▸ **TASK**:
Go through the records and extract every line with the word "this".

┌────────

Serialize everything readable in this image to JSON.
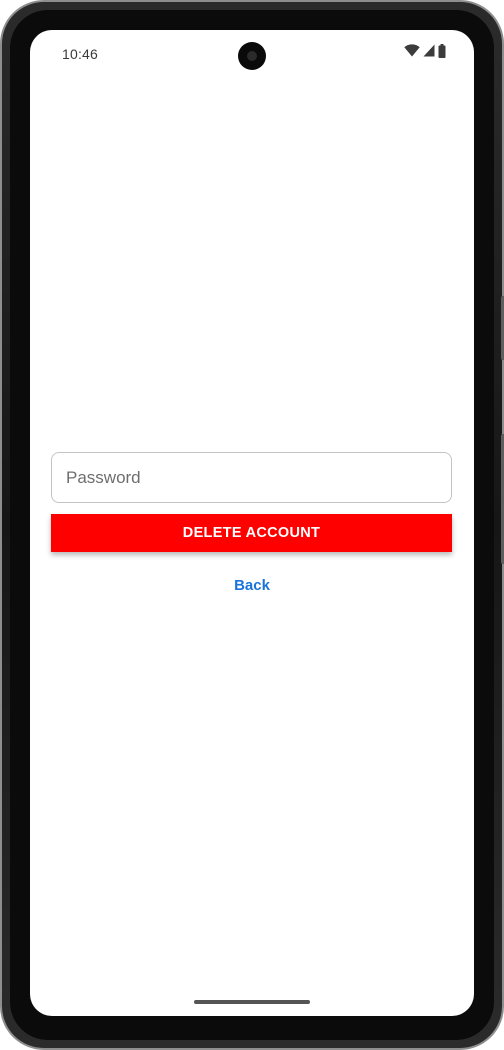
{
  "status_bar": {
    "time": "10:46",
    "icons": [
      "wifi-icon",
      "cellular-signal-icon",
      "battery-icon"
    ]
  },
  "form": {
    "password_placeholder": "Password",
    "password_value": "",
    "delete_label": "DELETE ACCOUNT",
    "back_label": "Back"
  },
  "colors": {
    "delete_button": "#ff0000",
    "back_link": "#1a73d9",
    "field_border": "#c4c4c4"
  }
}
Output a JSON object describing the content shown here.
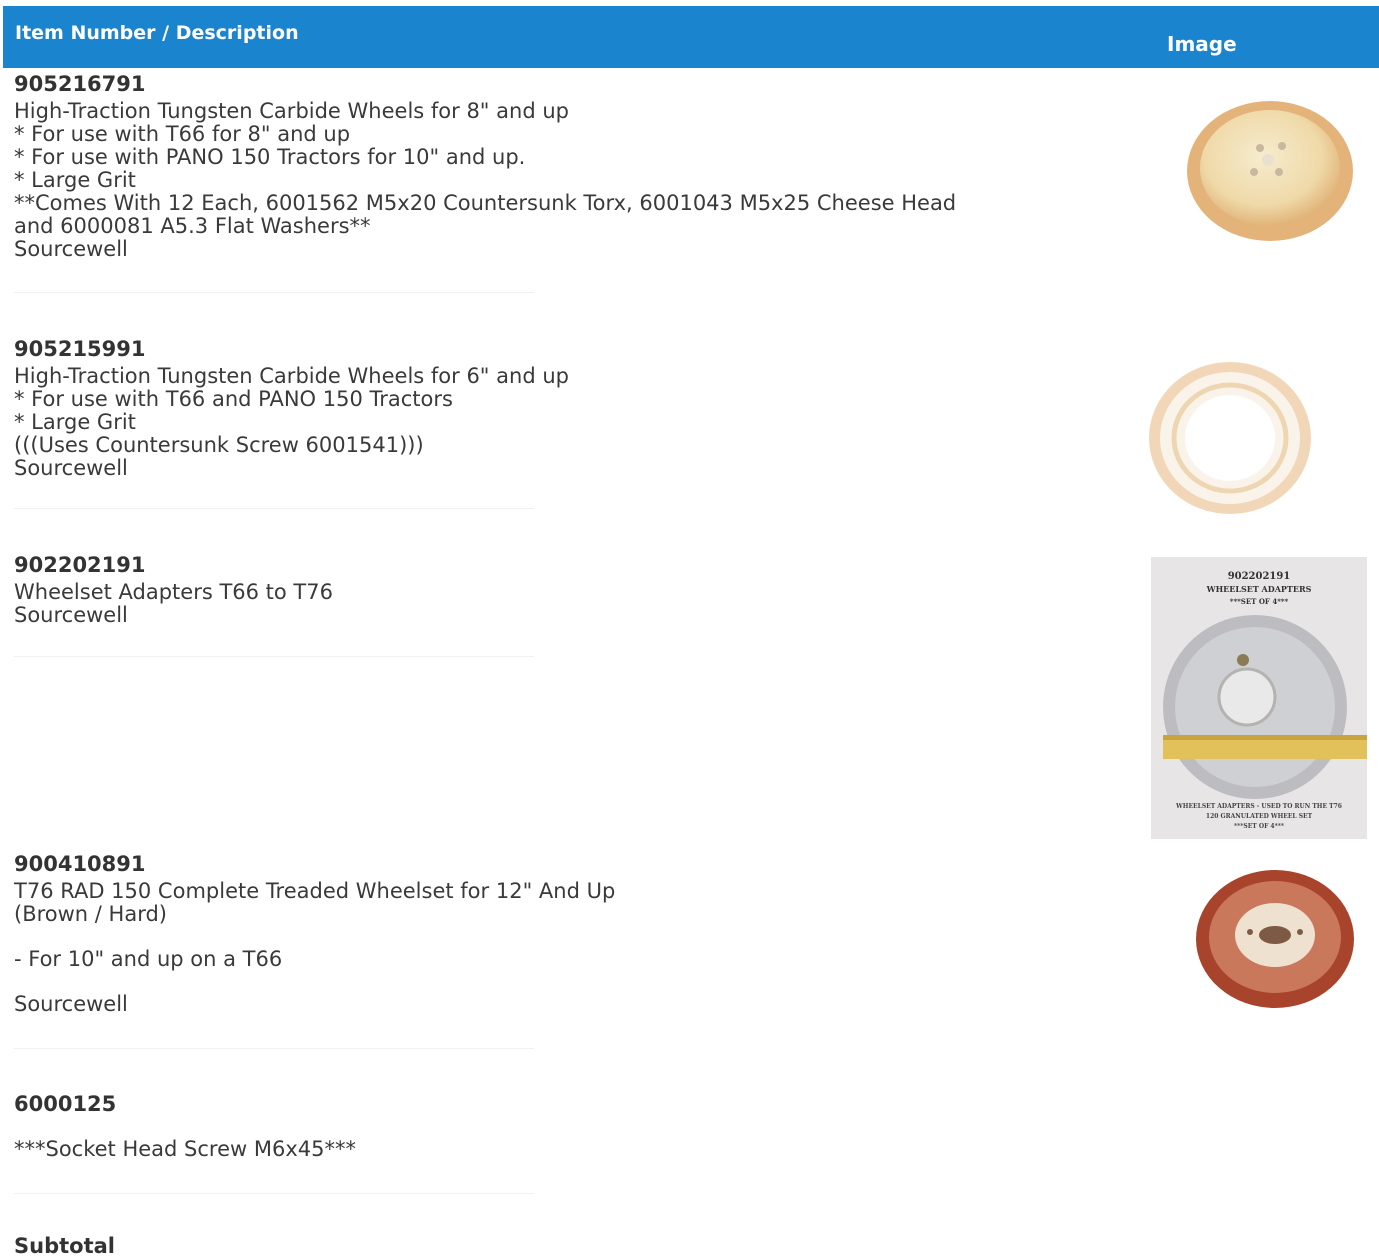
{
  "header": {
    "description_col": "Item Number / Description",
    "image_col": "Image",
    "background": "#1b84cf"
  },
  "items": [
    {
      "number": "905216791",
      "lines": [
        "High-Traction Tungsten Carbide Wheels for 8\" and up",
        "* For use with T66 for 8\" and up",
        "* For use with PANO 150 Tractors for 10\" and up.",
        "* Large Grit",
        "**Comes With 12 Each, 6001562 M5x20 Countersunk Torx, 6001043 M5x25 Cheese Head",
        "and 6000081 A5.3 Flat Washers**",
        "Sourcewell"
      ],
      "image": "carbide-wheel-8in"
    },
    {
      "number": "905215991",
      "lines": [
        "High-Traction Tungsten Carbide Wheels for 6\" and up",
        "* For use with T66 and PANO 150 Tractors",
        "* Large Grit",
        "(((Uses Countersunk Screw 6001541)))",
        "Sourcewell"
      ],
      "image": "carbide-wheel-6in"
    },
    {
      "number": "902202191",
      "lines": [
        "Wheelset Adapters T66 to T76",
        "Sourcewell"
      ],
      "image": "wheelset-adapters",
      "image_text": {
        "top1": "902202191",
        "top2": "WHEELSET ADAPTERS",
        "top3": "***SET OF 4***",
        "bottom1": "WHEELSET ADAPTERS - USED TO RUN THE T76",
        "bottom2": "120 GRANULATED WHEEL SET",
        "bottom3": "***SET OF 4***"
      }
    },
    {
      "number": "900410891",
      "lines": [
        "T76 RAD 150 Complete Treaded Wheelset for 12\" And Up",
        "(Brown / Hard)",
        "- For 10\" and up on a T66",
        "Sourcewell"
      ],
      "image": "treaded-wheelset-brown"
    },
    {
      "number": "6000125",
      "lines": [
        "***Socket Head Screw M6x45***"
      ],
      "image": ""
    }
  ],
  "footer": {
    "subtotal_label": "Subtotal"
  }
}
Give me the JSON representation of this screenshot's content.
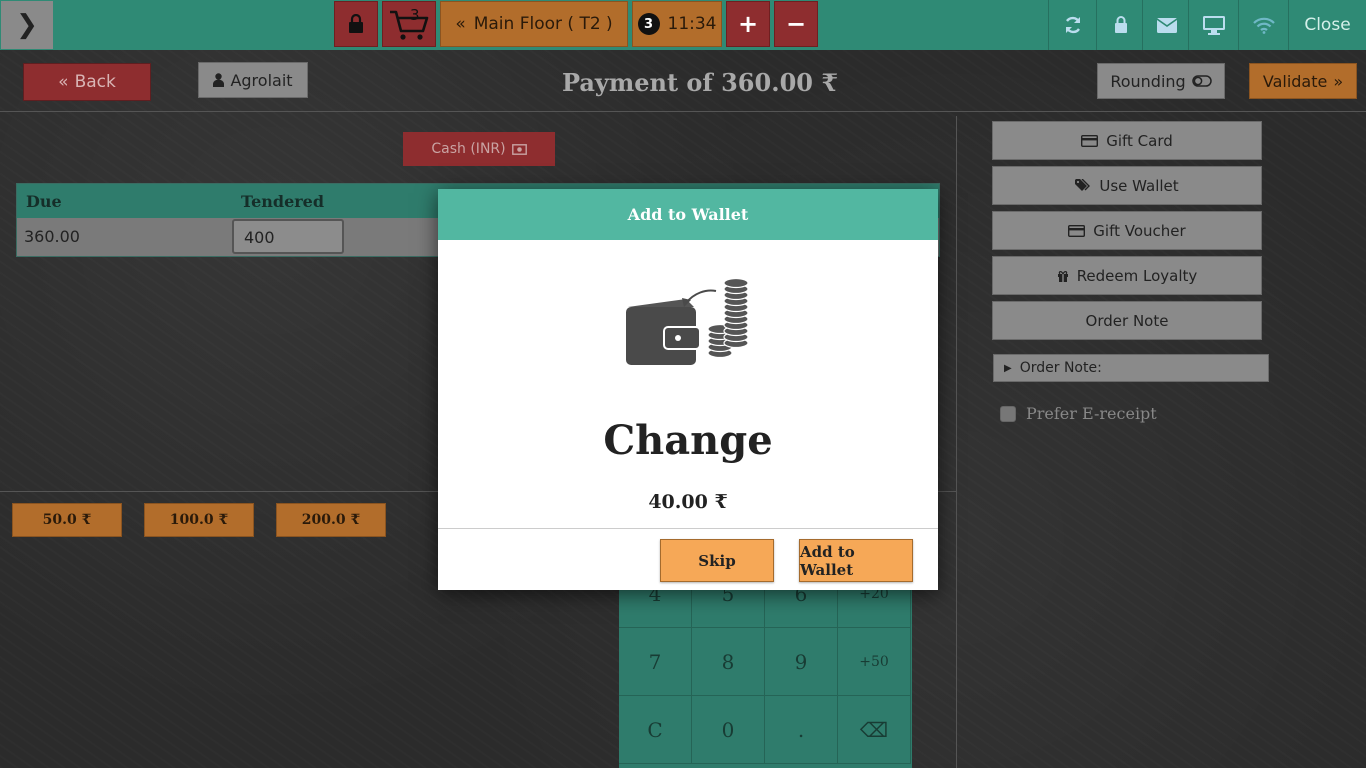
{
  "topbar": {
    "cart_count": "3",
    "floor_label": "Main Floor ( T2 )",
    "orders_badge": "3",
    "time": "11:34",
    "plus": "+",
    "minus": "−",
    "close_label": "Close"
  },
  "header": {
    "back_label": "Back",
    "customer_label": "Agrolait",
    "payment_title": "Payment of 360.00 ₹",
    "rounding_label": "Rounding",
    "validate_label": "Validate"
  },
  "payment": {
    "method_label": "Cash (INR)",
    "columns": {
      "due": "Due",
      "tendered": "Tendered"
    },
    "due_value": "360.00",
    "tendered_value": "400"
  },
  "quick_amounts": [
    "50.0 ₹",
    "100.0 ₹",
    "200.0 ₹"
  ],
  "numpad": {
    "keys": [
      "4",
      "5",
      "6",
      "+20",
      "7",
      "8",
      "9",
      "+50",
      "C",
      "0",
      ".",
      "⌫"
    ]
  },
  "right_panel": {
    "buttons": [
      "Gift Card",
      "Use Wallet",
      "Gift Voucher",
      "Redeem Loyalty",
      "Order Note"
    ],
    "order_note_label": "Order Note:",
    "ereceipt_label": "Prefer E-receipt"
  },
  "modal": {
    "title": "Add to Wallet",
    "heading": "Change",
    "amount": "40.00 ₹",
    "skip_label": "Skip",
    "add_label": "Add to Wallet"
  },
  "colors": {
    "teal": "#2f8a75",
    "modal_header": "#52b7a1",
    "orange": "#f6a857",
    "red": "#8e2d2f"
  }
}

└────────

▸ **CORRECT RESULT**:
Serialize everything readable in this image to JSON.
Give me the JSON representation of this screenshot's content.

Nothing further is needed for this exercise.